— EXTRACTED DATA —
========

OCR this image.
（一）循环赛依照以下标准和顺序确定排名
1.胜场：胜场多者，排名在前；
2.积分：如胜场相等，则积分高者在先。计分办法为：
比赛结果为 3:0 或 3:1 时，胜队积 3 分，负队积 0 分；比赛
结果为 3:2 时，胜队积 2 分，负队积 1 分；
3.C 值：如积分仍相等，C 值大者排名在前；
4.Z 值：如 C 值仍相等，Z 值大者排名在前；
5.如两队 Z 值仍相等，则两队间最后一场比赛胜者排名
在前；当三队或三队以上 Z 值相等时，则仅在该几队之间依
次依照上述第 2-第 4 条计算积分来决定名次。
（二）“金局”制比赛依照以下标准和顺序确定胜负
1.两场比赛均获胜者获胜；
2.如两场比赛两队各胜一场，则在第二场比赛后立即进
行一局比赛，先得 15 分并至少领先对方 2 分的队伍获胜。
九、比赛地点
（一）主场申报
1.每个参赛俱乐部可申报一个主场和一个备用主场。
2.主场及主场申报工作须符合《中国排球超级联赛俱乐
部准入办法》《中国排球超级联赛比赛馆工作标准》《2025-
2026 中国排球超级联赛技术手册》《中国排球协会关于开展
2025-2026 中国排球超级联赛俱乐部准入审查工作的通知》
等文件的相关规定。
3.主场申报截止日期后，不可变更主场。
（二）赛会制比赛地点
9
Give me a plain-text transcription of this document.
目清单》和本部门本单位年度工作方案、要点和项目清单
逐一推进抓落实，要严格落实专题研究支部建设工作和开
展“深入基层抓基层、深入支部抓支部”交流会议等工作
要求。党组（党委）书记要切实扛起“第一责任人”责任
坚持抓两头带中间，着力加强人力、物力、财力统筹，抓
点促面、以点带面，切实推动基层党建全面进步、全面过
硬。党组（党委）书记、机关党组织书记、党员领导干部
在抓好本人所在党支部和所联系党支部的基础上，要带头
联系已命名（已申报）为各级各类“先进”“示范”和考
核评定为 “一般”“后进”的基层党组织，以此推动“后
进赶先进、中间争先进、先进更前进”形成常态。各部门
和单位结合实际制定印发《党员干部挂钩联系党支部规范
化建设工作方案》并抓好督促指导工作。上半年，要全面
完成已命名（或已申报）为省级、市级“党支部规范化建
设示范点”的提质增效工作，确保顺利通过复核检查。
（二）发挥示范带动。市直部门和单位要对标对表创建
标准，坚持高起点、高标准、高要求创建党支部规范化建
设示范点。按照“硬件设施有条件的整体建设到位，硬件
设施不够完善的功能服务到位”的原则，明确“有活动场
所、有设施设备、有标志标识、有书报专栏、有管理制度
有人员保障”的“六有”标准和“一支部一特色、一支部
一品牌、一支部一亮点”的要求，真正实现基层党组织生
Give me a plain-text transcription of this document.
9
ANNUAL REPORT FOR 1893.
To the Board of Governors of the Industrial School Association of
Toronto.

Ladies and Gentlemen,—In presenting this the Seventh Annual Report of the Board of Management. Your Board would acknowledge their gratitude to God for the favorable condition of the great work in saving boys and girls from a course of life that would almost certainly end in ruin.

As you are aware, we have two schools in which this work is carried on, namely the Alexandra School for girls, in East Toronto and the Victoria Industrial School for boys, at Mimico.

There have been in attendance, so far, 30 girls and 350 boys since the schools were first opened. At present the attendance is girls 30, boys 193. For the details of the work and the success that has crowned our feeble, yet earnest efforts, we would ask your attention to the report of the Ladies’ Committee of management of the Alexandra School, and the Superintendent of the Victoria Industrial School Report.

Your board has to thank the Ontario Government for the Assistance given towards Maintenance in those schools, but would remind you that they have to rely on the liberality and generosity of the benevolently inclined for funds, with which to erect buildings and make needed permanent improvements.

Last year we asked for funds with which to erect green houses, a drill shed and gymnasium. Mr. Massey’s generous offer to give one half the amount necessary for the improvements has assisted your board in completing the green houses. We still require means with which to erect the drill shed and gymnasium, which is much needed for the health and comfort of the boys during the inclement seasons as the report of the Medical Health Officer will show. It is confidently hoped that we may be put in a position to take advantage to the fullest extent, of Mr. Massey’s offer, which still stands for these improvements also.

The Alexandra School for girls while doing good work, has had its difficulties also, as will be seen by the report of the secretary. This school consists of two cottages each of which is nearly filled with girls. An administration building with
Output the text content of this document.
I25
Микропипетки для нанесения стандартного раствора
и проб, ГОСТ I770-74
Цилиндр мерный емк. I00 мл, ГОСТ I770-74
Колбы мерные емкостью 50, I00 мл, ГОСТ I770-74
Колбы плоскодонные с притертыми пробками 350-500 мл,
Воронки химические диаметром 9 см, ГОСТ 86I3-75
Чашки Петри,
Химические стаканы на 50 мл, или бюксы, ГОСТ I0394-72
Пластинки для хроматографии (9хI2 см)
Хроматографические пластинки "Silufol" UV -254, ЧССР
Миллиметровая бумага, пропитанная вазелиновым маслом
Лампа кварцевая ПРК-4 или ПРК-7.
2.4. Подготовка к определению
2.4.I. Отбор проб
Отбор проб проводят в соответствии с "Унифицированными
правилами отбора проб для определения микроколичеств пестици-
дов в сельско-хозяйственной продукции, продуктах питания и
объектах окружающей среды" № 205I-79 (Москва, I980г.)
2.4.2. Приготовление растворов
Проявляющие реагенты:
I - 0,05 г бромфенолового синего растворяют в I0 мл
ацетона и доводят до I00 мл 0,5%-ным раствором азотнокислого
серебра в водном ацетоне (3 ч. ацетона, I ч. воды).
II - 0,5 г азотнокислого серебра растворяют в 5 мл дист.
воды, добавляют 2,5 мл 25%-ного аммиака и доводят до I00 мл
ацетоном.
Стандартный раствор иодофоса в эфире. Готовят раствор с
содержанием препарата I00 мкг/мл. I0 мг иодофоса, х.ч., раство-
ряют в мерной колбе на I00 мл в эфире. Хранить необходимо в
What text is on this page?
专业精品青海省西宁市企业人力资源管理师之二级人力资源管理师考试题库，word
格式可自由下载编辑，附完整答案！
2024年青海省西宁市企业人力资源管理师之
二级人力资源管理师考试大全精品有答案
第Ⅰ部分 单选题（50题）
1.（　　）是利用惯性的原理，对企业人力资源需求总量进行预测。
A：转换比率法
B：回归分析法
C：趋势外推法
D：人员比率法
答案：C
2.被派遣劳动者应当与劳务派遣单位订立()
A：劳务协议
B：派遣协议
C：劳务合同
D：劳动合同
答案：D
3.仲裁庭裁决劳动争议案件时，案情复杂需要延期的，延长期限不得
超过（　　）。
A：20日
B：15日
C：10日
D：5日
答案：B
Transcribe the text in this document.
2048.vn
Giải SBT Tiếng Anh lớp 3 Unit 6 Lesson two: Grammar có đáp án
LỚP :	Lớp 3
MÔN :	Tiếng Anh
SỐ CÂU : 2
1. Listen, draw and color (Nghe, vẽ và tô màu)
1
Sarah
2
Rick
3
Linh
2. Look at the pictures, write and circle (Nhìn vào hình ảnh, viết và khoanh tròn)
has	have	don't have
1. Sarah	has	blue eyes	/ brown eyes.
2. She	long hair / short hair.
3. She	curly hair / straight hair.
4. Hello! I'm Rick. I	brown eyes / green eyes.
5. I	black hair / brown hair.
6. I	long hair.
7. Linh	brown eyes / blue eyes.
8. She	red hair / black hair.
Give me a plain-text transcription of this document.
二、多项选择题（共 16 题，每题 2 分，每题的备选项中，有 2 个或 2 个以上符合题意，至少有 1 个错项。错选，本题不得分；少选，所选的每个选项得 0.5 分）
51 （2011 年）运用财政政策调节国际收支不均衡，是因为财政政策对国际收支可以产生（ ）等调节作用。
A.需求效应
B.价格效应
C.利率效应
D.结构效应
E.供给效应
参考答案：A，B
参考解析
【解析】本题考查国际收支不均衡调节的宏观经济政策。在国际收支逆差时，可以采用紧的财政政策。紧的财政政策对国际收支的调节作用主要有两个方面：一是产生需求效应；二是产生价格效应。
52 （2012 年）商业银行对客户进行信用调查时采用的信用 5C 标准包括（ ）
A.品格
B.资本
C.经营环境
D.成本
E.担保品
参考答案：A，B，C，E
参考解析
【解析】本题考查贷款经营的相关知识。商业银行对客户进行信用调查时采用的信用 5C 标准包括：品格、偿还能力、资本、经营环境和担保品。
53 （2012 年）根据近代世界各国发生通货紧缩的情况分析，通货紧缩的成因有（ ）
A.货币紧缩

========

— TASK PROMPT —
Reproduce every line from the entries that holds the word "Alexandra".

— COMPLETE ANSWER —
As you are aware, we have two schools in which this work is carried on, namely the Alexandra School for girls, in East Toronto and the Victoria Industrial School for boys, at Mimico.
There have been in attendance, so far, 30 girls and 350 boys since the schools were first opened. At present the attendance is girls 30, boys 193. For the details of the work and the success that has crowned our feeble, yet earnest efforts, we would ask your attention to the report of the Ladies’ Committee of management of the Alexandra School, and the Superintendent of the Victoria Industrial School Report.
The Alexandra School for girls while doing good work, has had its difficulties also, as will be seen by the report of the secretary. This school consists of two cottages each of which is nearly filled with girls. An administration building with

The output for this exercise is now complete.